▸ **Work to be completed**
Locate and copy all lines bearing the word "Waves".

▸ **Available records**
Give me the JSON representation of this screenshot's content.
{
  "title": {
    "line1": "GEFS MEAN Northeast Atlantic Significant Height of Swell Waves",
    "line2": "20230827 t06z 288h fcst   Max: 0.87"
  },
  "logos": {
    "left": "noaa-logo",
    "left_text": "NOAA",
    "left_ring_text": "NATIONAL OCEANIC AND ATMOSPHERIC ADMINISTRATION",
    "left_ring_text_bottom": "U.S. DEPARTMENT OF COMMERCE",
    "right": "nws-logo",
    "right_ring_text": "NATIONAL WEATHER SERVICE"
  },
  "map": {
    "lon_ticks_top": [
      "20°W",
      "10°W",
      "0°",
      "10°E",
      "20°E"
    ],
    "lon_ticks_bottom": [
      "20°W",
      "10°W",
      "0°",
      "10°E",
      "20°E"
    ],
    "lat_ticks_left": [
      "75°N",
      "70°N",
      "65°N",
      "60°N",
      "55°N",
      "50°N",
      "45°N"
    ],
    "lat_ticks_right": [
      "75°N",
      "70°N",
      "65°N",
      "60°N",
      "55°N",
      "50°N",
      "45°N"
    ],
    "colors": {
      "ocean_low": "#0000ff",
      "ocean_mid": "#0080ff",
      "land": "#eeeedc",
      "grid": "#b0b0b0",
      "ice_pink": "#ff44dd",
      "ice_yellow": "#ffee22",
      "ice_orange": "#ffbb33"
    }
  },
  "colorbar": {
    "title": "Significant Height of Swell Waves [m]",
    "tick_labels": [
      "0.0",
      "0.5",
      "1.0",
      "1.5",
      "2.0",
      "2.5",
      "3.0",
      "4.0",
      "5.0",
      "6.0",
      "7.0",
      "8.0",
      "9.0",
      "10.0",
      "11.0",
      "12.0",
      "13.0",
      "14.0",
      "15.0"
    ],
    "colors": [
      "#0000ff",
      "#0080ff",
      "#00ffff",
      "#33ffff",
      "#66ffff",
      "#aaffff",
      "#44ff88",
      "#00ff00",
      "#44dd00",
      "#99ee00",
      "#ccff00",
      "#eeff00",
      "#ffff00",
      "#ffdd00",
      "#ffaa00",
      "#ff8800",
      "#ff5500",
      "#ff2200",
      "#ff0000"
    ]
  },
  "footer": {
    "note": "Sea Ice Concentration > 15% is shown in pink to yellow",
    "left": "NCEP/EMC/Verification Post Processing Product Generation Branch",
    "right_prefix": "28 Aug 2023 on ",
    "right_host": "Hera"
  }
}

▸ **The output**
    "line1": "GEFS MEAN Northeast Atlantic Significant Height of Swell Waves",
    "title": "Significant Height of Swell Waves [m]",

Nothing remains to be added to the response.